Write the listing below out again exactly, dropping the images.

MATERIAL —
— BEGIN —
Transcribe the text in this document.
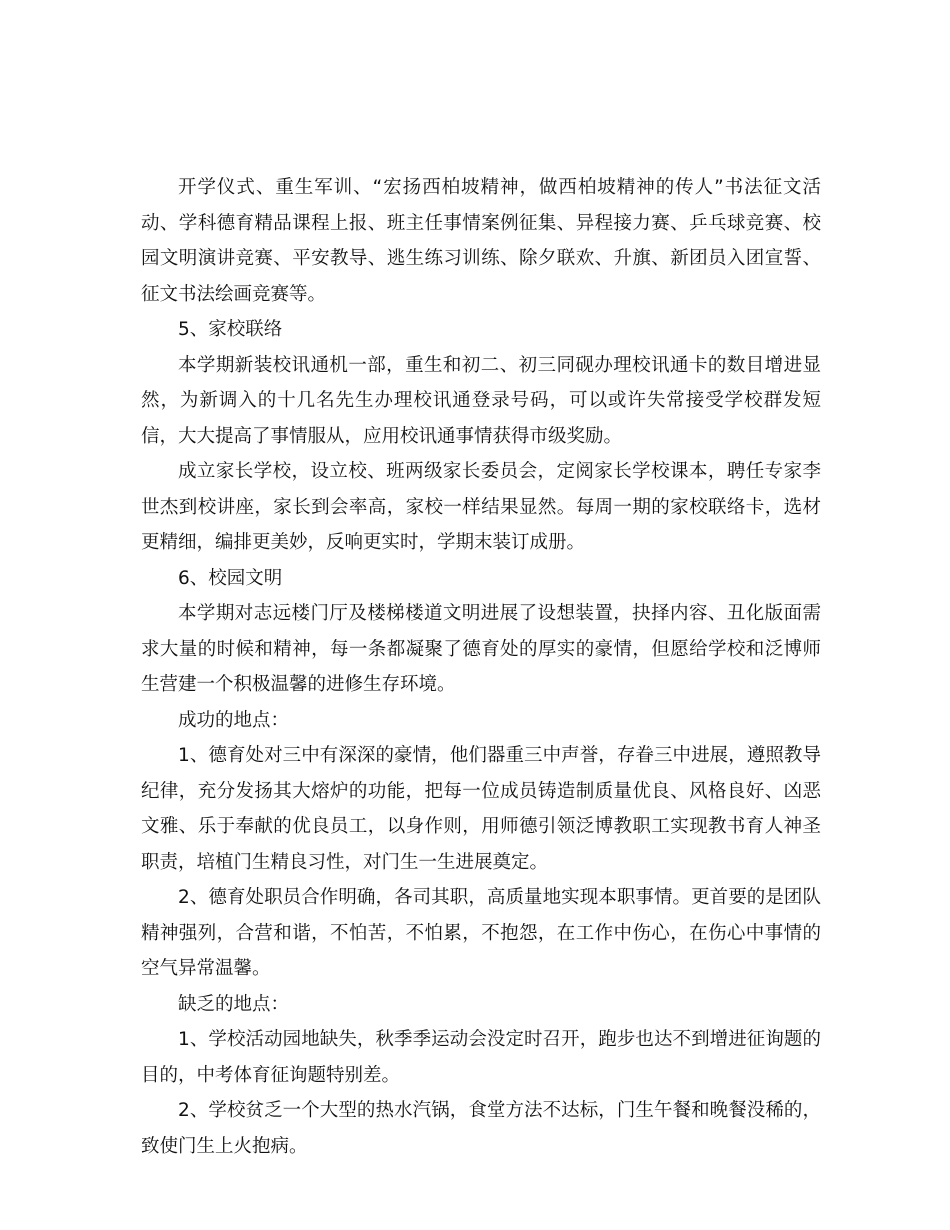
开学仪式、重生军训、“宏扬西柏坡精神，做西柏坡精神的传人”书法征文活动、学科德育精品课程上报、班主任事情案例征集、异程接力赛、乒乓球竞赛、校园文明演讲竞赛、平安教导、逃生练习训练、除夕联欢、升旗、新团员入团宣誓、征文书法绘画竞赛等。

5、家校联络

本学期新装校讯通机一部，重生和初二、初三同砚办理校讯通卡的数目增进显然，为新调入的十几名先生办理校讯通登录号码，可以或许失常接受学校群发短信，大大提高了事情服从，应用校讯通事情获得市级奖励。

成立家长学校，设立校、班两级家长委员会，定阅家长学校课本，聘任专家李世杰到校讲座，家长到会率高，家校一样结果显然。每周一期的家校联络卡，选材更精细，编排更美妙，反响更实时，学期末装订成册。

6、校园文明

本学期对志远楼门厅及楼梯楼道文明进展了设想装置，抉择内容、丑化版面需求大量的时候和精神，每一条都凝聚了德育处的厚实的豪情，但愿给学校和泛博师生营建一个积极温馨的进修生存环境。

成功的地点：

1、德育处对三中有深深的豪情，他们器重三中声誉，存眷三中进展，遵照教导纪律，充分发扬其大熔炉的功能，把每一位成员铸造制质量优良、风格良好、凶恶文雅、乐于奉献的优良员工，以身作则，用师德引领泛博教职工实现教书育人神圣职责，培植门生精良习性，对门生一生进展奠定。

2、德育处职员合作明确，各司其职，高质量地实现本职事情。更首要的是团队精神强列，合营和谐，不怕苦，不怕累，不抱怨，在工作中伤心，在伤心中事情的空气异常温馨。

缺乏的地点：

1、学校活动园地缺失，秋季季运动会没定时召开，跑步也达不到增进征询题的目的，中考体育征询题特别差。

2、学校贫乏一个大型的热水汽锅，食堂方法不达标，门生午餐和晚餐没稀的，致使门生上火抱病。
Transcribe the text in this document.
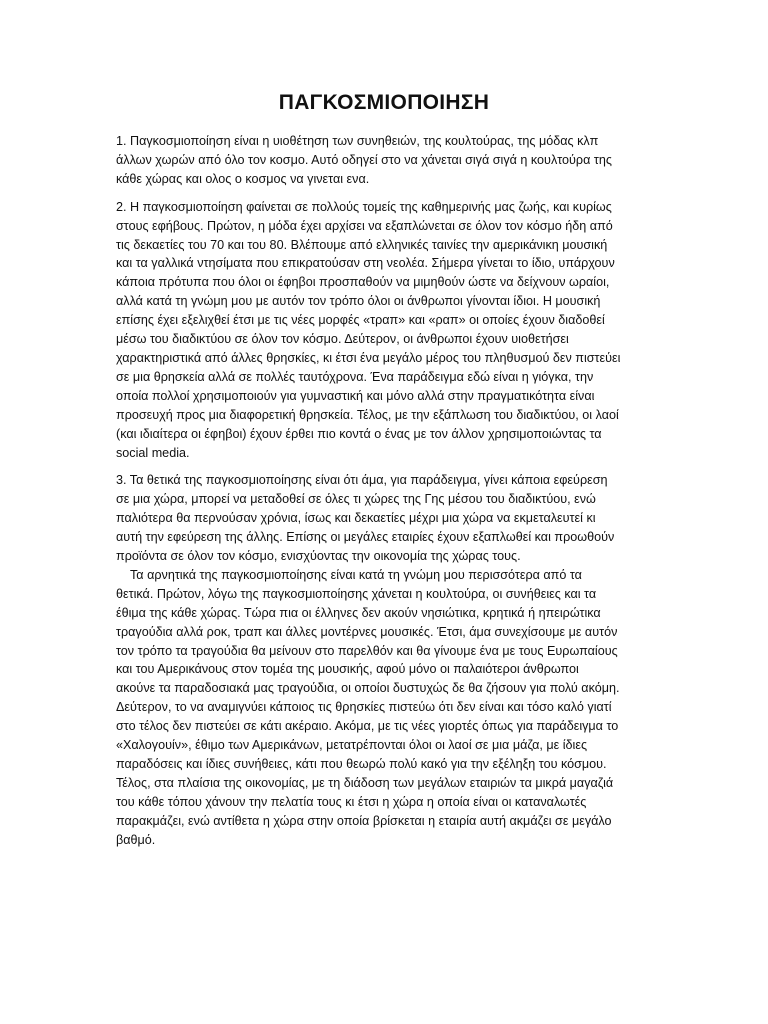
ΠΑΓΚΟΣΜΙΟΠΟΙΗΣΗ

1. Παγκοσμιοποίηση είναι η υιοθέτηση των συνηθειών, της κουλτούρας, της μόδας κλπ
άλλων χωρών από όλο τον κοσμο. Αυτό οδηγεί στο να χάνεται σιγά σιγά η κουλτούρα της
κάθε χώρας και ολος ο κοσμος να γινεται ενα.

2. Η παγκοσμιοποίηση φαίνεται σε πολλούς τομείς της καθημερινής μας ζωής, και κυρίως
στους εφήβους. Πρώτον, η μόδα έχει αρχίσει να εξαπλώνεται σε όλον τον κόσμο ήδη από
τις δεκαετίες του 70 και του 80. Βλέπουμε από ελληνικές ταινίες την αμερικάνικη μουσική
και τα γαλλικά ντησίματα που επικρατούσαν στη νεολέα. Σήμερα γίνεται το ίδιο, υπάρχουν
κάποια πρότυπα που όλοι οι έφηβοι προσπαθούν να μιμηθούν ώστε να δείχνουν ωραίοι,
αλλά κατά τη γνώμη μου με αυτόν τον τρόπο όλοι οι άνθρωποι γίνονται ίδιοι. Η μουσική
επίσης έχει εξελιχθεί έτσι με τις νέες μορφές «τραπ» και «ραπ» οι οποίες έχουν διαδοθεί
μέσω του διαδικτύου σε όλον τον κόσμο. Δεύτερον, οι άνθρωποι έχουν υιοθετήσει
χαρακτηριστικά από άλλες θρησκίες, κι έτσι ένα μεγάλο μέρος του πληθυσμού δεν πιστεύει
σε μια θρησκεία αλλά σε πολλές ταυτόχρονα. Ένα παράδειγμα εδώ είναι η γιόγκα, την
οποία πολλοί χρησιμοποιούν για γυμναστική και μόνο αλλά στην πραγματικότητα είναι
προσευχή προς μια διαφορετική θρησκεία. Τέλος, με την εξάπλωση του διαδικτύου, οι λαοί
(και ιδιαίτερα οι έφηβοι) έχουν έρθει πιο κοντά ο ένας με τον άλλον χρησιμοποιώντας τα
social media.

3. Τα θετικά της παγκοσμιοποίησης είναι ότι άμα, για παράδειγμα, γίνει κάποια εφεύρεση
σε μια χώρα, μπορεί να μεταδοθεί σε όλες τι χώρες της Γης μέσου του διαδικτύου, ενώ
παλιότερα θα περνούσαν χρόνια, ίσως και δεκαετίες μέχρι μια χώρα να εκμεταλευτεί κι
αυτή την εφεύρεση της άλλης. Επίσης οι μεγάλες εταιρίες έχουν εξαπλωθεί και προωθούν
προϊόντα σε όλον τον κόσμο, ενισχύοντας την οικονομία της χώρας τους.

Τα αρνητικά της παγκοσμιοποίησης είναι κατά τη γνώμη μου περισσότερα από τα
θετικά. Πρώτον, λόγω της παγκοσμιοποίησης χάνεται η κουλτούρα, οι συνήθειες και τα
έθιμα της κάθε χώρας. Τώρα πια οι έλληνες δεν ακούν νησιώτικα, κρητικά ή ηπειρώτικα
τραγούδια αλλά ροκ, τραπ και άλλες μοντέρνες μουσικές. Έτσι, άμα συνεχίσουμε με αυτόν
τον τρόπο τα τραγούδια θα μείνουν στο παρελθόν και θα γίνουμε ένα με τους Ευρωπαίους
και του Αμερικάνους στον τομέα της μουσικής, αφού μόνο οι παλαιότεροι άνθρωποι
ακούνε τα παραδοσιακά μας τραγούδια, οι οποίοι δυστυχώς δε θα ζήσουν για πολύ ακόμη.
Δεύτερον, το να αναμιγνύει κάποιος τις θρησκίες πιστεύω ότι δεν είναι και τόσο καλό γιατί
στο τέλος δεν πιστεύει σε κάτι ακέραιο. Ακόμα, με τις νέες γιορτές όπως για παράδειγμα το
«Χαλογουίν», έθιμο των Αμερικάνων, μετατρέπονται όλοι οι λαοί σε μια μάζα, με ίδιες
παραδόσεις και ίδιες συνήθειες, κάτι που θεωρώ πολύ κακό για την εξέληξη του κόσμου.
Τέλος, στα πλαίσια της οικονομίας, με τη διάδοση των μεγάλων εταιριών τα μικρά μαγαζιά
του κάθε τόπου χάνουν την πελατία τους κι έτσι η χώρα η οποία είναι οι καταναλωτές
παρακμάζει, ενώ αντίθετα η χώρα στην οποία βρίσκεται η εταιρία αυτή ακμάζει σε μεγάλο
βαθμό.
— END —
ANSWER IN FULL —
Transcribe the text in this document.
开学仪式、重生军训、“宏扬西柏坡精神，做西柏坡精神的传人”书法征文活动、学科德育精品课程上报、班主任事情案例征集、异程接力赛、乒乓球竞赛、校园文明演讲竞赛、平安教导、逃生练习训练、除夕联欢、升旗、新团员入团宣誓、征文书法绘画竞赛等。

5、家校联络

本学期新装校讯通机一部，重生和初二、初三同砚办理校讯通卡的数目增进显然，为新调入的十几名先生办理校讯通登录号码，可以或许失常接受学校群发短信，大大提高了事情服从，应用校讯通事情获得市级奖励。

成立家长学校，设立校、班两级家长委员会，定阅家长学校课本，聘任专家李世杰到校讲座，家长到会率高，家校一样结果显然。每周一期的家校联络卡，选材更精细，编排更美妙，反响更实时，学期末装订成册。

6、校园文明

本学期对志远楼门厅及楼梯楼道文明进展了设想装置，抉择内容、丑化版面需求大量的时候和精神，每一条都凝聚了德育处的厚实的豪情，但愿给学校和泛博师生营建一个积极温馨的进修生存环境。

成功的地点：

1、德育处对三中有深深的豪情，他们器重三中声誉，存眷三中进展，遵照教导纪律，充分发扬其大熔炉的功能，把每一位成员铸造制质量优良、风格良好、凶恶文雅、乐于奉献的优良员工，以身作则，用师德引领泛博教职工实现教书育人神圣职责，培植门生精良习性，对门生一生进展奠定。

2、德育处职员合作明确，各司其职，高质量地实现本职事情。更首要的是团队精神强列，合营和谐，不怕苦，不怕累，不抱怨，在工作中伤心，在伤心中事情的空气异常温馨。

缺乏的地点：

1、学校活动园地缺失，秋季季运动会没定时召开，跑步也达不到增进征询题的目的，中考体育征询题特别差。

2、学校贫乏一个大型的热水汽锅，食堂方法不达标，门生午餐和晚餐没稀的，致使门生上火抱病。
Transcribe the text in this document.
ΠΑΓΚΟΣΜΙΟΠΟΙΗΣΗ

1. Παγκοσμιοποίηση είναι η υιοθέτηση των συνηθειών, της κουλτούρας, της μόδας κλπ
άλλων χωρών από όλο τον κοσμο. Αυτό οδηγεί στο να χάνεται σιγά σιγά η κουλτούρα της
κάθε χώρας και ολος ο κοσμος να γινεται ενα.

2. Η παγκοσμιοποίηση φαίνεται σε πολλούς τομείς της καθημερινής μας ζωής, και κυρίως
στους εφήβους. Πρώτον, η μόδα έχει αρχίσει να εξαπλώνεται σε όλον τον κόσμο ήδη από
τις δεκαετίες του 70 και του 80. Βλέπουμε από ελληνικές ταινίες την αμερικάνικη μουσική
και τα γαλλικά ντησίματα που επικρατούσαν στη νεολέα. Σήμερα γίνεται το ίδιο, υπάρχουν
κάποια πρότυπα που όλοι οι έφηβοι προσπαθούν να μιμηθούν ώστε να δείχνουν ωραίοι,
αλλά κατά τη γνώμη μου με αυτόν τον τρόπο όλοι οι άνθρωποι γίνονται ίδιοι. Η μουσική
επίσης έχει εξελιχθεί έτσι με τις νέες μορφές «τραπ» και «ραπ» οι οποίες έχουν διαδοθεί
μέσω του διαδικτύου σε όλον τον κόσμο. Δεύτερον, οι άνθρωποι έχουν υιοθετήσει
χαρακτηριστικά από άλλες θρησκίες, κι έτσι ένα μεγάλο μέρος του πληθυσμού δεν πιστεύει
σε μια θρησκεία αλλά σε πολλές ταυτόχρονα. Ένα παράδειγμα εδώ είναι η γιόγκα, την
οποία πολλοί χρησιμοποιούν για γυμναστική και μόνο αλλά στην πραγματικότητα είναι
προσευχή προς μια διαφορετική θρησκεία. Τέλος, με την εξάπλωση του διαδικτύου, οι λαοί
(και ιδιαίτερα οι έφηβοι) έχουν έρθει πιο κοντά ο ένας με τον άλλον χρησιμοποιώντας τα
social media.

3. Τα θετικά της παγκοσμιοποίησης είναι ότι άμα, για παράδειγμα, γίνει κάποια εφεύρεση
σε μια χώρα, μπορεί να μεταδοθεί σε όλες τι χώρες της Γης μέσου του διαδικτύου, ενώ
παλιότερα θα περνούσαν χρόνια, ίσως και δεκαετίες μέχρι μια χώρα να εκμεταλευτεί κι
αυτή την εφεύρεση της άλλης. Επίσης οι μεγάλες εταιρίες έχουν εξαπλωθεί και προωθούν
προϊόντα σε όλον τον κόσμο, ενισχύοντας την οικονομία της χώρας τους.

Τα αρνητικά της παγκοσμιοποίησης είναι κατά τη γνώμη μου περισσότερα από τα
θετικά. Πρώτον, λόγω της παγκοσμιοποίησης χάνεται η κουλτούρα, οι συνήθειες και τα
έθιμα της κάθε χώρας. Τώρα πια οι έλληνες δεν ακούν νησιώτικα, κρητικά ή ηπειρώτικα
τραγούδια αλλά ροκ, τραπ και άλλες μοντέρνες μουσικές. Έτσι, άμα συνεχίσουμε με αυτόν
τον τρόπο τα τραγούδια θα μείνουν στο παρελθόν και θα γίνουμε ένα με τους Ευρωπαίους
και του Αμερικάνους στον τομέα της μουσικής, αφού μόνο οι παλαιότεροι άνθρωποι
ακούνε τα παραδοσιακά μας τραγούδια, οι οποίοι δυστυχώς δε θα ζήσουν για πολύ ακόμη.
Δεύτερον, το να αναμιγνύει κάποιος τις θρησκίες πιστεύω ότι δεν είναι και τόσο καλό γιατί
στο τέλος δεν πιστεύει σε κάτι ακέραιο. Ακόμα, με τις νέες γιορτές όπως για παράδειγμα το
«Χαλογουίν», έθιμο των Αμερικάνων, μετατρέπονται όλοι οι λαοί σε μια μάζα, με ίδιες
παραδόσεις και ίδιες συνήθειες, κάτι που θεωρώ πολύ κακό για την εξέληξη του κόσμου.
Τέλος, στα πλαίσια της οικονομίας, με τη διάδοση των μεγάλων εταιριών τα μικρά μαγαζιά
του κάθε τόπου χάνουν την πελατία τους κι έτσι η χώρα η οποία είναι οι καταναλωτές
παρακμάζει, ενώ αντίθετα η χώρα στην οποία βρίσκεται η εταιρία αυτή ακμάζει σε μεγάλο
βαθμό.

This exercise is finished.